→ **YOUR TASK**
Copy out the data below as written; omit any images.
>> START RECORDS TO PROCESS
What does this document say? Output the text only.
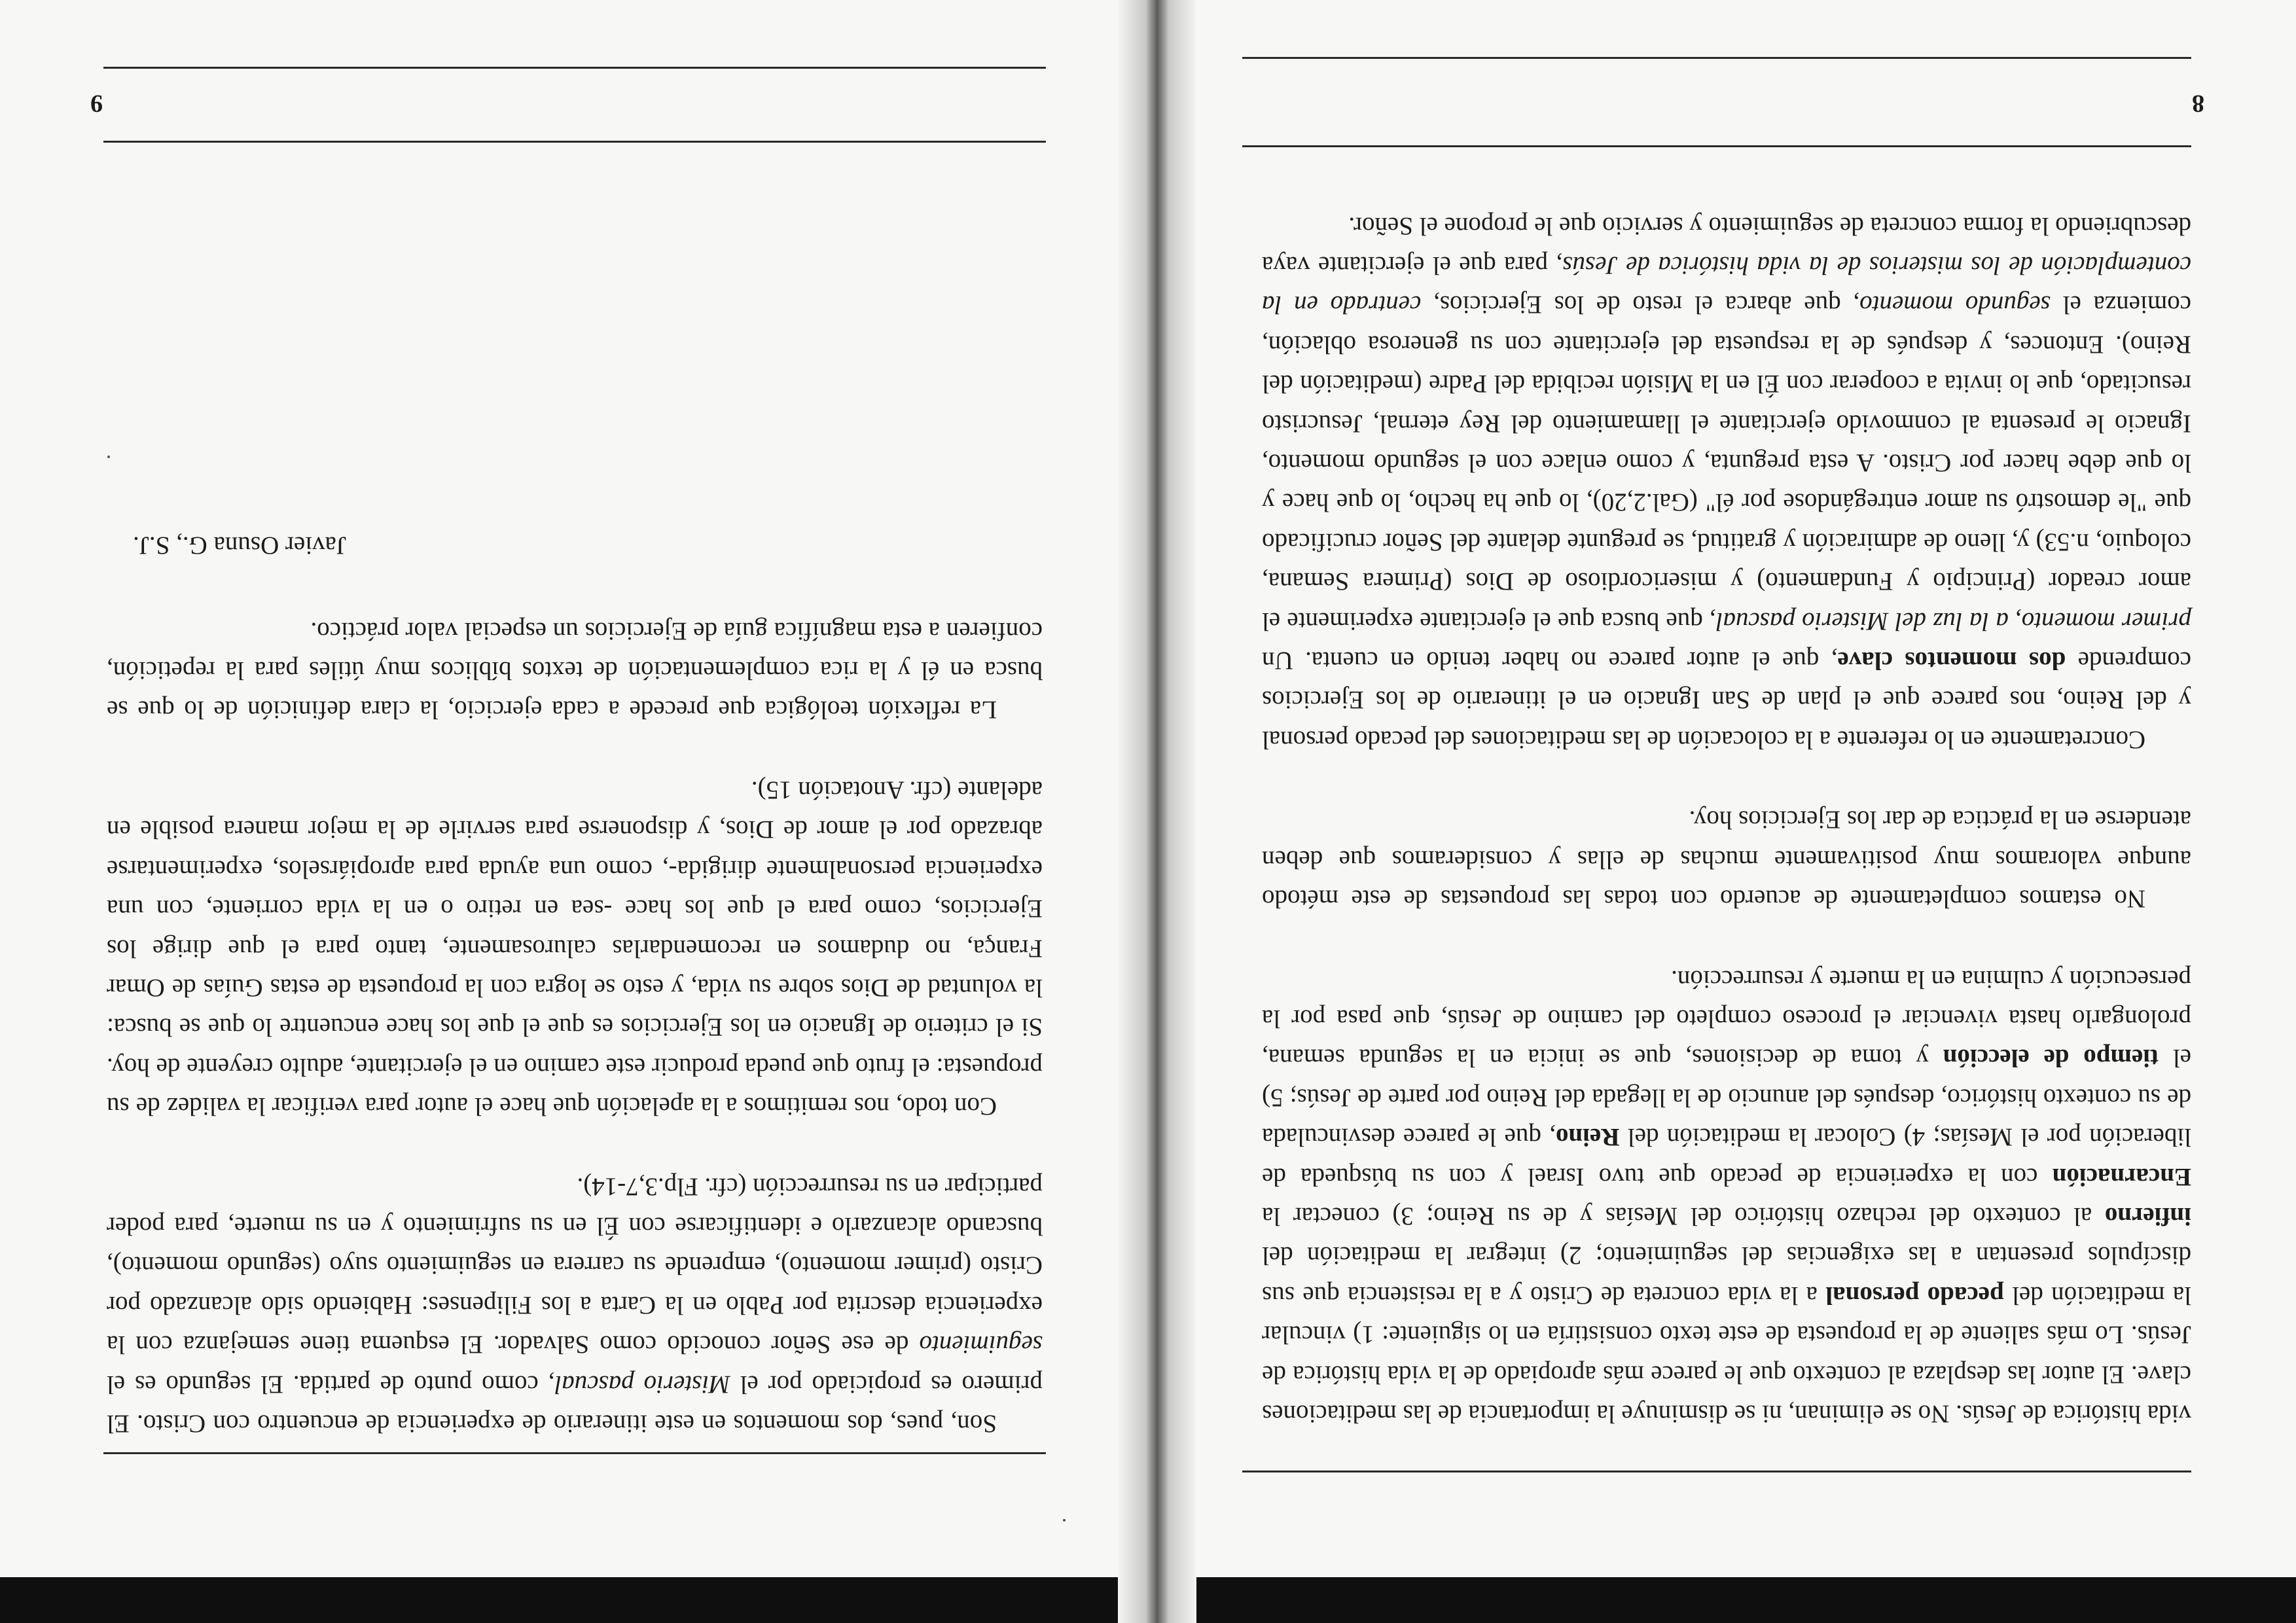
vida histórica de Jesús. No se eliminan, ni se disminuye la importancia de las meditaciones clave. El autor las desplaza al contexto que le parece más apropiado de la vida histórica de Jesús. Lo más saliente de la propuesta de este texto consistiría en lo siguiente: 1) vincular la meditación del pecado personal a la vida concreta de Cristo y a la resistencia que sus discípulos presentan a las exigencias del seguimiento; 2) integrar la meditación del infierno al contexto del rechazo histórico del Mesías y de su Reino; 3) conectar la Encarnación con la experiencia de pecado que tuvo Israel y con su búsqueda de liberación por el Mesías; 4) Colocar la meditación del Reino, que le parece desvinculada de su contexto histórico, después del anuncio de la llegada del Reino por parte de Jesús; 5) el tiempo de elección y toma de decisiones, que se inicia en la segunda semana, prolongarlo hasta vivenciar el proceso completo del camino de Jesús, que pasa por la persecución y culmina en la muerte y resurrección.

No estamos completamente de acuerdo con todas las propuestas de este método aunque valoramos muy positivamente muchas de ellas y consideramos que deben atenderse en la práctica de dar los Ejercicios hoy.

Concretamente en lo referente a la colocación de las meditaciones del pecado personal y del Reino, nos parece que el plan de San Ignacio en el itinerario de los Ejercicios comprende dos momentos clave, que el autor parece no haber tenido en cuenta. Un primer momento, a la luz del Misterio pascual, que busca que el ejercitante experimente el amor creador (Principio y Fundamento) y misericordioso de Dios (Primera Semana, coloquio, n.53) y, lleno de admiración y gratitud, se pregunte delante del Señor crucificado que "le demostró su amor entregándose por él" (Gal.2,20), lo que ha hecho, lo que hace y lo que debe hacer por Cristo. A esta pregunta, y como enlace con el segundo momento, Ignacio le presenta al conmovido ejercitante el llamamiento del Rey eternal, Jesucristo resucitado, que lo invita a cooperar con Él en la Misión recibida del Padre (meditación del Reino). Entonces, y después de la respuesta del ejercitante con su generosa oblación, comienza el segundo momento, que abarca el resto de los Ejercicios, centrado en la contemplación de los misterios de la vida histórica de Jesús, para que el ejercitante vaya descubriendo la forma concreta de seguimiento y servicio que le propone el Señor.

8

Son, pues, dos momentos en este itinerario de experiencia de encuentro con Cristo. El primero es propiciado por el Misterio pascual, como punto de partida. El segundo es el seguimiento de ese Señor conocido como Salvador. El esquema tiene semejanza con la experiencia descrita por Pablo en la Carta a los Filipenses: Habiendo sido alcanzado por Cristo (primer momento), emprende su carrera en seguimiento suyo (segundo momento), buscando alcanzarlo e identificarse con Él en su sufrimiento y en su muerte, para poder participar en su resurrección (cfr. Flp.3,7-14).

Con todo, nos remitimos a la apelación que hace el autor para verificar la validez de su propuesta: el fruto que pueda producir este camino en el ejercitante, adulto creyente de hoy. Si el criterio de Ignacio en los Ejercicios es que el que los hace encuentre lo que se busca: la voluntad de Dios sobre su vida, y esto se logra con la propuesta de estas Guías de Omar França, no dudamos en recomendarlas calurosamente, tanto para el que dirige los Ejercicios, como para el que los hace -sea en retiro o en la vida corriente, con una experiencia personalmente dirigida-, como una ayuda para apropiárselos, experimentarse abrazado por el amor de Dios, y disponerse para servirle de la mejor manera posible en adelante (cfr. Anotación 15).

La reflexión teológica que precede a cada ejercicio, la clara definición de lo que se busca en él y la rica complementación de textos bíblicos muy útiles para la repetición, confieren a esta magnífica guía de Ejercicios un especial valor práctico.

Javier Osuna G., S.J.
9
>> END RECORDS TO PROCESS
→ **REPLY**
What does this document say? Output the text only.
vida histórica de Jesús. No se eliminan, ni se disminuye la importancia de las meditaciones clave. El autor las desplaza al contexto que le parece más apropiado de la vida histórica de Jesús. Lo más saliente de la propuesta de este texto consistiría en lo siguiente: 1) vincular la meditación del pecado personal a la vida concreta de Cristo y a la resistencia que sus discípulos presentan a las exigencias del seguimiento; 2) integrar la meditación del infierno al contexto del rechazo histórico del Mesías y de su Reino; 3) conectar la Encarnación con la experiencia de pecado que tuvo Israel y con su búsqueda de liberación por el Mesías; 4) Colocar la meditación del Reino, que le parece desvinculada de su contexto histórico, después del anuncio de la llegada del Reino por parte de Jesús; 5) el tiempo de elección y toma de decisiones, que se inicia en la segunda semana, prolongarlo hasta vivenciar el proceso completo del camino de Jesús, que pasa por la persecución y culmina en la muerte y resurrección.

No estamos completamente de acuerdo con todas las propuestas de este método aunque valoramos muy positivamente muchas de ellas y consideramos que deben atenderse en la práctica de dar los Ejercicios hoy.

Concretamente en lo referente a la colocación de las meditaciones del pecado personal y del Reino, nos parece que el plan de San Ignacio en el itinerario de los Ejercicios comprende dos momentos clave, que el autor parece no haber tenido en cuenta. Un primer momento, a la luz del Misterio pascual, que busca que el ejercitante experimente el amor creador (Principio y Fundamento) y misericordioso de Dios (Primera Semana, coloquio, n.53) y, lleno de admiración y gratitud, se pregunte delante del Señor crucificado que "le demostró su amor entregándose por él" (Gal.2,20), lo que ha hecho, lo que hace y lo que debe hacer por Cristo. A esta pregunta, y como enlace con el segundo momento, Ignacio le presenta al conmovido ejercitante el llamamiento del Rey eternal, Jesucristo resucitado, que lo invita a cooperar con Él en la Misión recibida del Padre (meditación del Reino). Entonces, y después de la respuesta del ejercitante con su generosa oblación, comienza el segundo momento, que abarca el resto de los Ejercicios, centrado en la contemplación de los misterios de la vida histórica de Jesús, para que el ejercitante vaya descubriendo la forma concreta de seguimiento y servicio que le propone el Señor.

8

Son, pues, dos momentos en este itinerario de experiencia de encuentro con Cristo. El primero es propiciado por el Misterio pascual, como punto de partida. El segundo es el seguimiento de ese Señor conocido como Salvador. El esquema tiene semejanza con la experiencia descrita por Pablo en la Carta a los Filipenses: Habiendo sido alcanzado por Cristo (primer momento), emprende su carrera en seguimiento suyo (segundo momento), buscando alcanzarlo e identificarse con Él en su sufrimiento y en su muerte, para poder participar en su resurrección (cfr. Flp.3,7-14).

Con todo, nos remitimos a la apelación que hace el autor para verificar la validez de su propuesta: el fruto que pueda producir este camino en el ejercitante, adulto creyente de hoy. Si el criterio de Ignacio en los Ejercicios es que el que los hace encuentre lo que se busca: la voluntad de Dios sobre su vida, y esto se logra con la propuesta de estas Guías de Omar França, no dudamos en recomendarlas calurosamente, tanto para el que dirige los Ejercicios, como para el que los hace -sea en retiro o en la vida corriente, con una experiencia personalmente dirigida-, como una ayuda para apropiárselos, experimentarse abrazado por el amor de Dios, y disponerse para servirle de la mejor manera posible en adelante (cfr. Anotación 15).

La reflexión teológica que precede a cada ejercicio, la clara definición de lo que se busca en él y la rica complementación de textos bíblicos muy útiles para la repetición, confieren a esta magnífica guía de Ejercicios un especial valor práctico.

Javier Osuna G., S.J.
9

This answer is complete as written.